> **Task data**:
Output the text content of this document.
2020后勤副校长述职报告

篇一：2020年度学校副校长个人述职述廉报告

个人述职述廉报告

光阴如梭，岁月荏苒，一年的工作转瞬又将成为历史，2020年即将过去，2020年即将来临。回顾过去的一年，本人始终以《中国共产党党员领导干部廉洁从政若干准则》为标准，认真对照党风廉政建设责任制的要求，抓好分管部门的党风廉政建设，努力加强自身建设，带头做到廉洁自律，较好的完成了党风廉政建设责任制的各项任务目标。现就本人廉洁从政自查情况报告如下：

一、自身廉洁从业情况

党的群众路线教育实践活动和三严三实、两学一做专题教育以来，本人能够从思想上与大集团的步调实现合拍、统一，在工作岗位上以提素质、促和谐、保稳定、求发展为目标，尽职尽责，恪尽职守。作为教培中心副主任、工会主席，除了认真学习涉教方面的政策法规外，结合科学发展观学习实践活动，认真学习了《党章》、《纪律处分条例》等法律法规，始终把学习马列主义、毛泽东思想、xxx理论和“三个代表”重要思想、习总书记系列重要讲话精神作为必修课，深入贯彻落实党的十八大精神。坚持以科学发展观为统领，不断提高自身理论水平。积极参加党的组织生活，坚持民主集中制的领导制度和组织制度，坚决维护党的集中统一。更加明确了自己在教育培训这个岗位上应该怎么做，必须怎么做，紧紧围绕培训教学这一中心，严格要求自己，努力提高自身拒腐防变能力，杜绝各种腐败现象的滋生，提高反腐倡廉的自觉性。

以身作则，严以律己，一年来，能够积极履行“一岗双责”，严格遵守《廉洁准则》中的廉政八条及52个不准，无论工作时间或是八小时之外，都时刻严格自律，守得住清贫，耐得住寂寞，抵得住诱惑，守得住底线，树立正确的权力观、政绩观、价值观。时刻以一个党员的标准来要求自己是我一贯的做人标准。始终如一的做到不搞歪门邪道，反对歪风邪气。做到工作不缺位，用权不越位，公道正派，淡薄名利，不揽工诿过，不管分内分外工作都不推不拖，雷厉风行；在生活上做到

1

> **Prompt**: Output the listing above without altering a single character.

> **Result of this task**:
Output the text content of this document.
2020后勤副校长述职报告

篇一：2020年度学校副校长个人述职述廉报告

个人述职述廉报告

光阴如梭，岁月荏苒，一年的工作转瞬又将成为历史，2020年即将过去，2020年即将来临。回顾过去的一年，本人始终以《中国共产党党员领导干部廉洁从政若干准则》为标准，认真对照党风廉政建设责任制的要求，抓好分管部门的党风廉政建设，努力加强自身建设，带头做到廉洁自律，较好的完成了党风廉政建设责任制的各项任务目标。现就本人廉洁从政自查情况报告如下：

一、自身廉洁从业情况

党的群众路线教育实践活动和三严三实、两学一做专题教育以来，本人能够从思想上与大集团的步调实现合拍、统一，在工作岗位上以提素质、促和谐、保稳定、求发展为目标，尽职尽责，恪尽职守。作为教培中心副主任、工会主席，除了认真学习涉教方面的政策法规外，结合科学发展观学习实践活动，认真学习了《党章》、《纪律处分条例》等法律法规，始终把学习马列主义、毛泽东思想、xxx理论和“三个代表”重要思想、习总书记系列重要讲话精神作为必修课，深入贯彻落实党的十八大精神。坚持以科学发展观为统领，不断提高自身理论水平。积极参加党的组织生活，坚持民主集中制的领导制度和组织制度，坚决维护党的集中统一。更加明确了自己在教育培训这个岗位上应该怎么做，必须怎么做，紧紧围绕培训教学这一中心，严格要求自己，努力提高自身拒腐防变能力，杜绝各种腐败现象的滋生，提高反腐倡廉的自觉性。

以身作则，严以律己，一年来，能够积极履行“一岗双责”，严格遵守《廉洁准则》中的廉政八条及52个不准，无论工作时间或是八小时之外，都时刻严格自律，守得住清贫，耐得住寂寞，抵得住诱惑，守得住底线，树立正确的权力观、政绩观、价值观。时刻以一个党员的标准来要求自己是我一贯的做人标准。始终如一的做到不搞歪门邪道，反对歪风邪气。做到工作不缺位，用权不越位，公道正派，淡薄名利，不揽工诿过，不管分内分外工作都不推不拖，雷厉风行；在生活上做到

1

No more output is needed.